**Exercise**
Work out the number of lines with "города" in them. Reply with that number and no other words.

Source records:
══════════

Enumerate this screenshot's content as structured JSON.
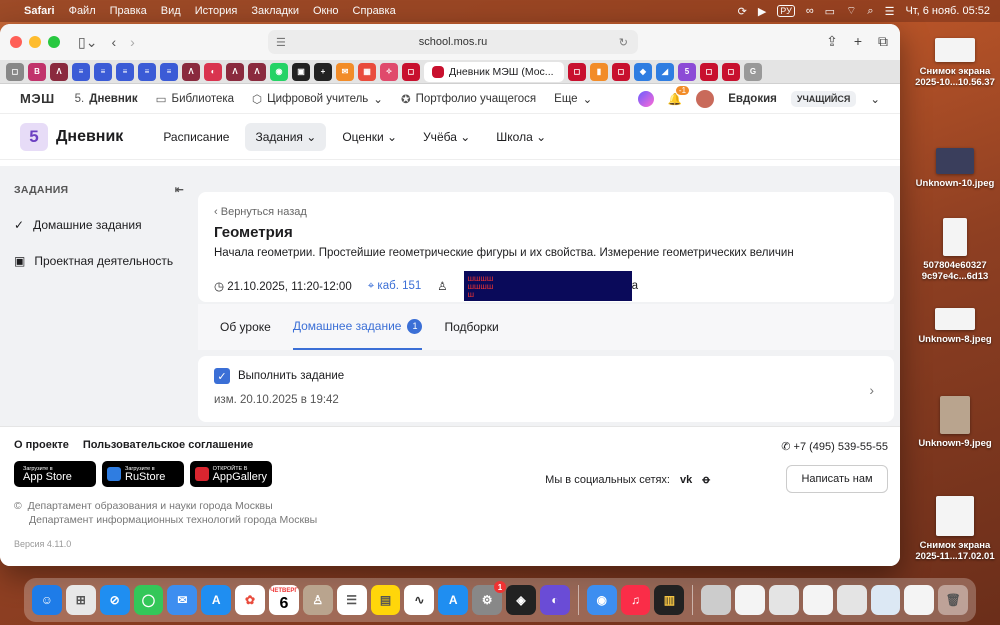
{
  "menubar": {
    "app": "Safari",
    "items": [
      "Файл",
      "Правка",
      "Вид",
      "История",
      "Закладки",
      "Окно",
      "Справка"
    ],
    "input_lang": "РУ",
    "datetime": "Чт, 6 нояб.  05:52"
  },
  "desktop": {
    "items": [
      {
        "label": "Снимок экрана 2025-10...10.56.37"
      },
      {
        "label": "Unknown-10.jpeg"
      },
      {
        "label": "507804e60327 9c97e4c...6d13"
      },
      {
        "label": "Unknown-8.jpeg"
      },
      {
        "label": "Unknown-9.jpeg"
      },
      {
        "label": "Снимок экрана 2025-11...17.02.01"
      }
    ]
  },
  "browser": {
    "url": "school.mos.ru",
    "active_tab": "Дневник МЭШ (Мос..."
  },
  "site": {
    "logo": "МЭШ",
    "nav": [
      "Дневник",
      "Библиотека",
      "Цифровой учитель",
      "Портфолио учащегося",
      "Еще"
    ],
    "notif_count": "-1",
    "user_name": "Евдокия",
    "user_role": "УЧАЩИЙСЯ"
  },
  "app": {
    "logo_digit": "5",
    "title": "Дневник",
    "nav": [
      "Расписание",
      "Задания",
      "Оценки",
      "Учёба",
      "Школа"
    ]
  },
  "sidebar": {
    "header": "ЗАДАНИЯ",
    "links": [
      "Домашние задания",
      "Проектная деятельность"
    ]
  },
  "lesson": {
    "back": "Вернуться назад",
    "title": "Геометрия",
    "subtitle": "Начала геометрии. Простейшие геометрические фигуры и их свойства. Измерение геометрических величин",
    "datetime": "21.10.2025, 11:20-12:00",
    "room": "каб. 151",
    "teacher_tail": "а"
  },
  "tabs": {
    "items": [
      "Об уроке",
      "Домашнее задание",
      "Подборки"
    ],
    "hw_count": "1"
  },
  "homework": {
    "task": "Выполнить задание",
    "modified": "изм. 20.10.2025 в 19:42"
  },
  "footer": {
    "links": [
      "О проекте",
      "Пользовательское соглашение"
    ],
    "phone": "+7 (495) 539-55-55",
    "stores": [
      {
        "small": "Загрузите в",
        "big": "App Store"
      },
      {
        "small": "Загрузите в",
        "big": "RuStore"
      },
      {
        "small": "ОТКРОЙТЕ В",
        "big": "AppGallery"
      }
    ],
    "social_label": "Мы в социальных сетях:",
    "write_button": "Написать нам",
    "dept1": "Департамент образования и науки города Москвы",
    "dept2": "Департамент информационных технологий города Москвы",
    "version": "Версия 4.11.0"
  },
  "dock": {
    "calendar_month": "ЧЕТВЕРГ",
    "calendar_day": "6",
    "badge": "1"
  }
}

══════════

**Result**
2